• Problem to solve: Could you write out only the listing lines starting with the line with "condition-text: ・津波が越流した段階で破堤 [591,900,887,926]" and going on through the line with "condition-text: 非線形長波式 [591,77,727,103]", switching "item-label" to "row-label" and leaving everything else as it stands?

## BEGIN Supplied information

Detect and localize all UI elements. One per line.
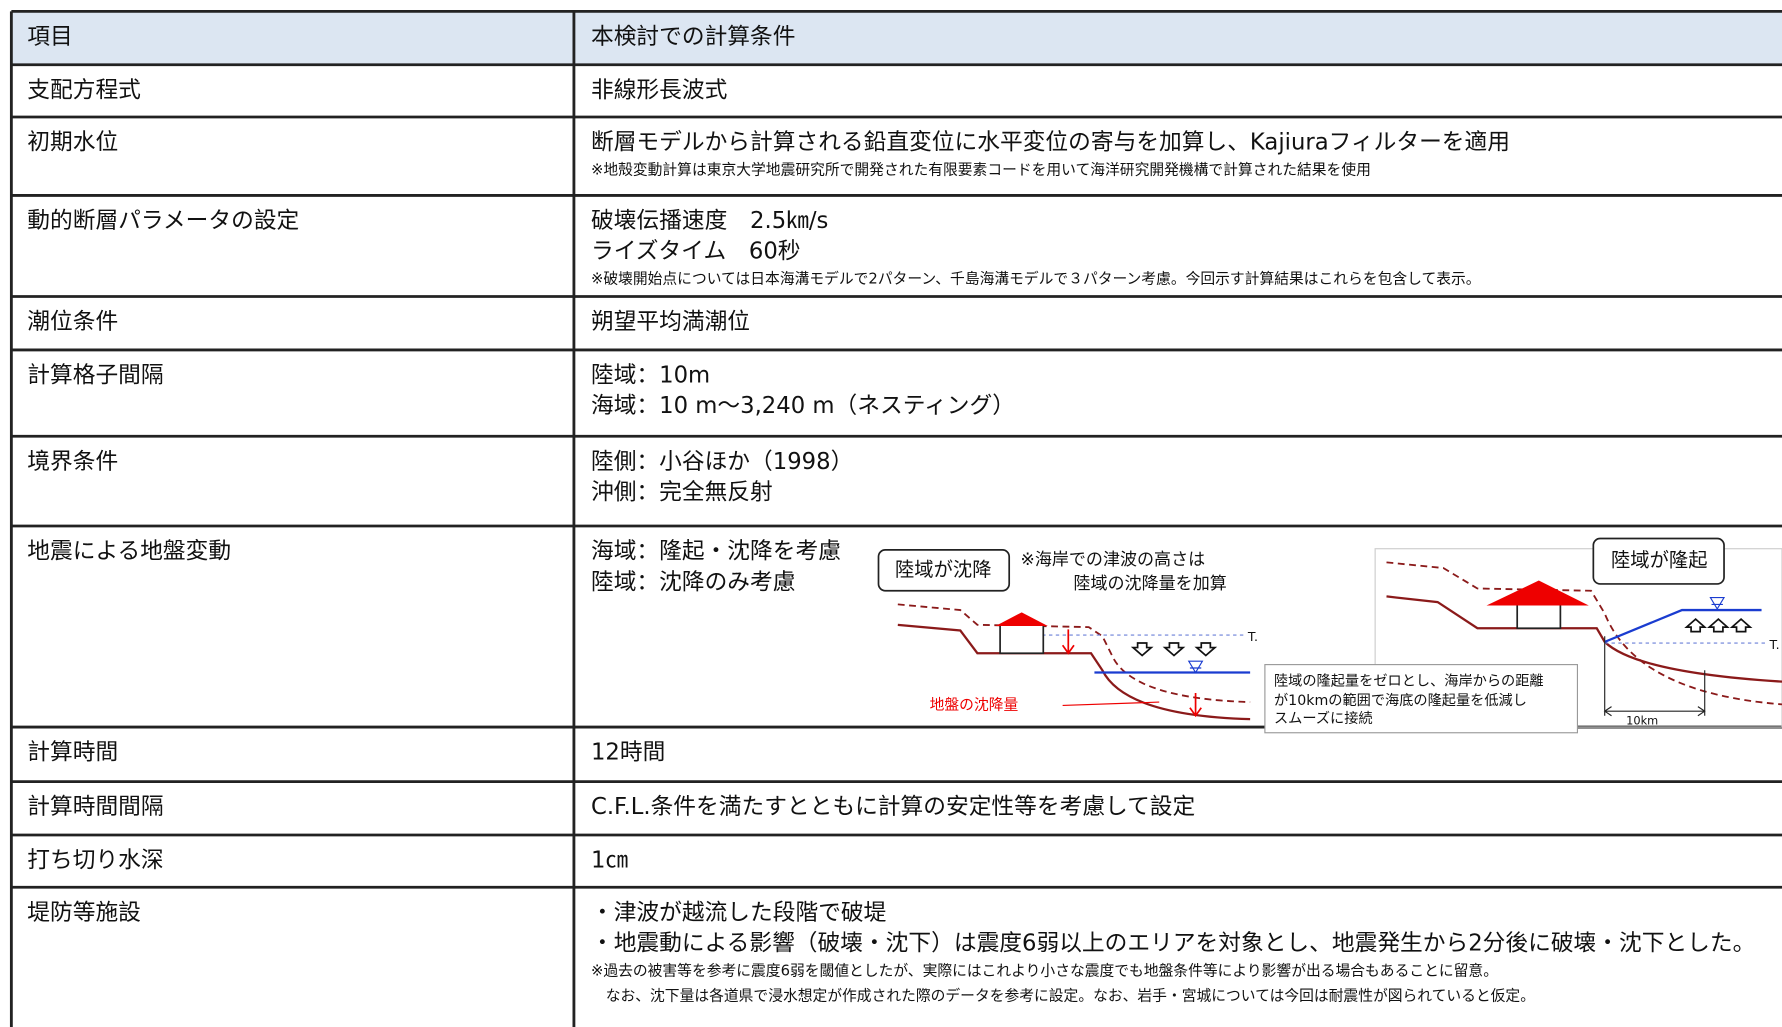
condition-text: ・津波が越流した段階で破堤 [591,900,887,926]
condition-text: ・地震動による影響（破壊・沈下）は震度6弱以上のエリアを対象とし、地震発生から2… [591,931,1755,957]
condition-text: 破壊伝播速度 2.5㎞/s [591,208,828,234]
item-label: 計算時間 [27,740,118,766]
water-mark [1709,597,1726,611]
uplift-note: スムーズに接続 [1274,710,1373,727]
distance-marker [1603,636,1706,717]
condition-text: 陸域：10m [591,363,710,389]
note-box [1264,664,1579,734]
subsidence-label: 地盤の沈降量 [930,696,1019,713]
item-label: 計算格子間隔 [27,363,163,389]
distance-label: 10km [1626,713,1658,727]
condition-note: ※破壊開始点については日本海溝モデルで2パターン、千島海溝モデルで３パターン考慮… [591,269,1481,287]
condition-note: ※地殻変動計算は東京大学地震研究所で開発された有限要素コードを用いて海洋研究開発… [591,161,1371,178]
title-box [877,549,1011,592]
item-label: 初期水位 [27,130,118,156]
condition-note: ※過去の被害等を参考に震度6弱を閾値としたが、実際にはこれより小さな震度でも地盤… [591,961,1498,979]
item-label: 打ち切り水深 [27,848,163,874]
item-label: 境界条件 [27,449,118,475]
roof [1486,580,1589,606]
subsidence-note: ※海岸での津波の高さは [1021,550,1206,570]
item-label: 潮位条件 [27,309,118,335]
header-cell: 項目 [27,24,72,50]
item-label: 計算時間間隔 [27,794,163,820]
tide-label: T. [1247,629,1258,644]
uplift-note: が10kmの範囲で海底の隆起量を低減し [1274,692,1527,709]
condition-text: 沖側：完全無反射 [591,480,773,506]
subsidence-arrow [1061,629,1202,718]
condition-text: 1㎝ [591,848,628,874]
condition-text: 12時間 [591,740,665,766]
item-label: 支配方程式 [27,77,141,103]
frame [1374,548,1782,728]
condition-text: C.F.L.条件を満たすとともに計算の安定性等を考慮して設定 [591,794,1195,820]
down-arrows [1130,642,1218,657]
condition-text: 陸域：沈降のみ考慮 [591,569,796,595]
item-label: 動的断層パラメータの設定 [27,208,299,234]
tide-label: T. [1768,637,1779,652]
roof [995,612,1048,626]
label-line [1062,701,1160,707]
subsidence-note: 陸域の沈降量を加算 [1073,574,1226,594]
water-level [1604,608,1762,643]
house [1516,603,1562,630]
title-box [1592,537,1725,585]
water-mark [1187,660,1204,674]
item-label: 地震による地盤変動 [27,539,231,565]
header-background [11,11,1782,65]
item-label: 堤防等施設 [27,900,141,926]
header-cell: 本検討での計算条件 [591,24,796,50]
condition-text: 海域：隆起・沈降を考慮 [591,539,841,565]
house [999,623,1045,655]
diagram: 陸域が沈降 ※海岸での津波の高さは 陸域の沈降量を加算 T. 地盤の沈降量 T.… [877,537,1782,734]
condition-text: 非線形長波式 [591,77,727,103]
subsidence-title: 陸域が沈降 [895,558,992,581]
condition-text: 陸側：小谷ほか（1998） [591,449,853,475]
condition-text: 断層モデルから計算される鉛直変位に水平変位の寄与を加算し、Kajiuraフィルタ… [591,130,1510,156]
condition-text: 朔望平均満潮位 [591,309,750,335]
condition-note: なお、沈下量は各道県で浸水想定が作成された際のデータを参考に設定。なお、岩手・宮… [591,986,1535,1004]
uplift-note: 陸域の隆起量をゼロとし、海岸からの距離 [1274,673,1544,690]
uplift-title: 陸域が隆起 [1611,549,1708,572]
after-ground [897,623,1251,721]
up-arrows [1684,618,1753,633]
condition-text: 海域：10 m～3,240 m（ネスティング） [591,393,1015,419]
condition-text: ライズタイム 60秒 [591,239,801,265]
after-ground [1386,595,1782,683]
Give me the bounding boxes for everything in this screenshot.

## END Supplied information
## BEGIN Supplied information

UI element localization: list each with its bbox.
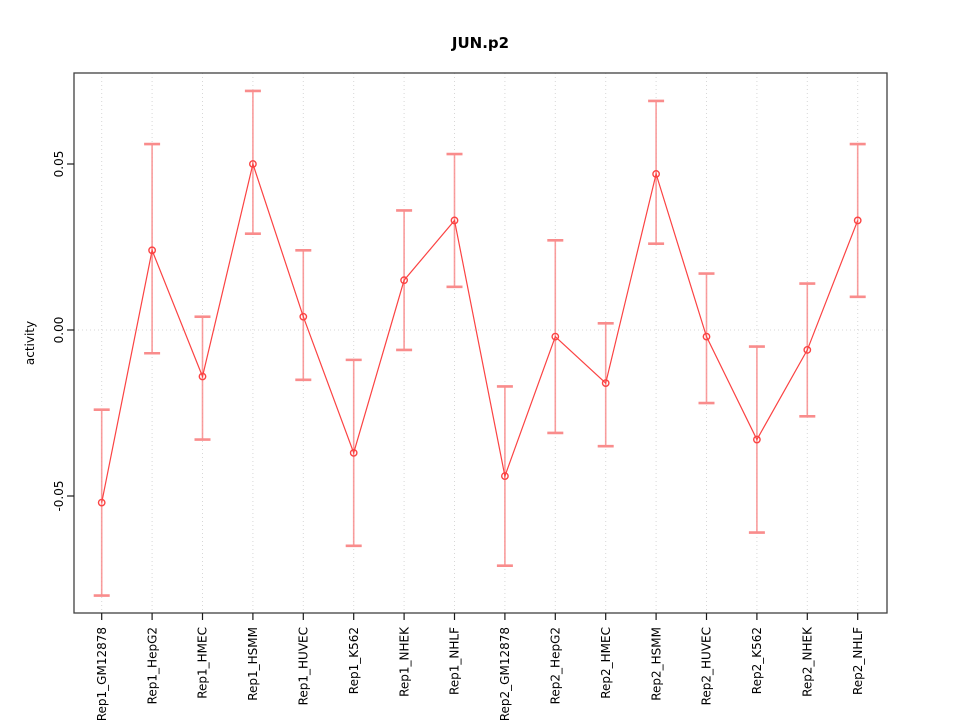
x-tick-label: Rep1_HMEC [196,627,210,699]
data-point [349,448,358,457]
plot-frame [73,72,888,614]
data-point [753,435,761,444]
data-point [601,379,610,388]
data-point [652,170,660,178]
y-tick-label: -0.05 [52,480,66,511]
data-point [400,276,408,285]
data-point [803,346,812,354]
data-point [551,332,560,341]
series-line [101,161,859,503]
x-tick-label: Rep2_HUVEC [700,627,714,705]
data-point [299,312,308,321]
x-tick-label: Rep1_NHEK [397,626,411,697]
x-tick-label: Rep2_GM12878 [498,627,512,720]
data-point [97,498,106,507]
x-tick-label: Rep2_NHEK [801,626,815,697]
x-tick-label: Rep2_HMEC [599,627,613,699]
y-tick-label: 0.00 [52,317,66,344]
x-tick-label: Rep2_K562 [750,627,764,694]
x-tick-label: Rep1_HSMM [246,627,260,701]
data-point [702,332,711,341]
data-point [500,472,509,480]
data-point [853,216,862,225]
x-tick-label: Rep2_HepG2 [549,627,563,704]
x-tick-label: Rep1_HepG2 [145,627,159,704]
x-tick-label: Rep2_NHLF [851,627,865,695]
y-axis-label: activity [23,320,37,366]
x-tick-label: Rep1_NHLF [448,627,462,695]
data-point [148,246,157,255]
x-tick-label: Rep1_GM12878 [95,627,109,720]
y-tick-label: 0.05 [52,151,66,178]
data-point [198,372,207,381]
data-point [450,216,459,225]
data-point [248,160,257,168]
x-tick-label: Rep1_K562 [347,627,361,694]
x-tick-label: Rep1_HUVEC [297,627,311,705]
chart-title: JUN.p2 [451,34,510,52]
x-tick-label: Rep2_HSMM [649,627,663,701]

## END Supplied information

• Completed task:
condition-text: ・津波が越流した段階で破堤 [591,900,887,926]
condition-text: ・地震動による影響（破壊・沈下）は震度6弱以上のエリアを対象とし、地震発生から2… [591,931,1755,957]
condition-text: 破壊伝播速度 2.5㎞/s [591,208,828,234]
row-label: 計算時間 [27,740,118,766]
water-mark [1709,597,1726,611]
uplift-note: スムーズに接続 [1274,710,1373,727]
distance-marker [1603,636,1706,717]
condition-text: 陸域：10m [591,363,710,389]
note-box [1264,664,1579,734]
subsidence-label: 地盤の沈降量 [930,696,1019,713]
row-label: 計算格子間隔 [27,363,163,389]
distance-label: 10km [1626,713,1658,727]
condition-note: ※破壊開始点については日本海溝モデルで2パターン、千島海溝モデルで３パターン考慮… [591,269,1481,287]
condition-note: ※地殻変動計算は東京大学地震研究所で開発された有限要素コードを用いて海洋研究開発… [591,161,1371,178]
title-box [877,549,1011,592]
row-label: 初期水位 [27,130,118,156]
condition-note: ※過去の被害等を参考に震度6弱を閾値としたが、実際にはこれより小さな震度でも地盤… [591,961,1498,979]
row-label: 打ち切り水深 [27,848,163,874]
row-label: 境界条件 [27,449,118,475]
roof [1486,580,1589,606]
subsidence-note: ※海岸での津波の高さは [1021,550,1206,570]
row-label: 潮位条件 [27,309,118,335]
header-cell: 項目 [27,24,72,50]
row-label: 計算時間間隔 [27,794,163,820]
tide-label: T. [1247,629,1258,644]
uplift-note: が10kmの範囲で海底の隆起量を低減し [1274,692,1527,709]
condition-text: 沖側：完全無反射 [591,480,773,506]
subsidence-arrow [1061,629,1202,718]
condition-text: 1㎝ [591,848,628,874]
condition-text: 12時間 [591,740,665,766]
row-label: 支配方程式 [27,77,141,103]
frame [1374,548,1782,728]
condition-text: C.F.L.条件を満たすとともに計算の安定性等を考慮して設定 [591,794,1195,820]
down-arrows [1130,642,1218,657]
condition-text: 陸域：沈降のみ考慮 [591,569,796,595]
row-label: 動的断層パラメータの設定 [27,208,299,234]
tide-label: T. [1768,637,1779,652]
roof [995,612,1048,626]
label-line [1062,701,1160,707]
subsidence-note: 陸域の沈降量を加算 [1073,574,1226,594]
water-level [1604,608,1762,643]
house [1516,603,1562,630]
title-box [1592,537,1725,585]
water-mark [1187,660,1204,674]
row-label: 地震による地盤変動 [27,539,231,565]
header-background [11,11,1782,65]
row-label: 堤防等施設 [27,900,141,926]
header-cell: 本検討での計算条件 [591,24,796,50]
condition-text: 海域：隆起・沈降を考慮 [591,539,841,565]
house [999,623,1045,655]
diagram: 陸域が沈降 ※海岸での津波の高さは 陸域の沈降量を加算 T. 地盤の沈降量 T.… [877,537,1782,734]
condition-text: 非線形長波式 [591,77,727,103]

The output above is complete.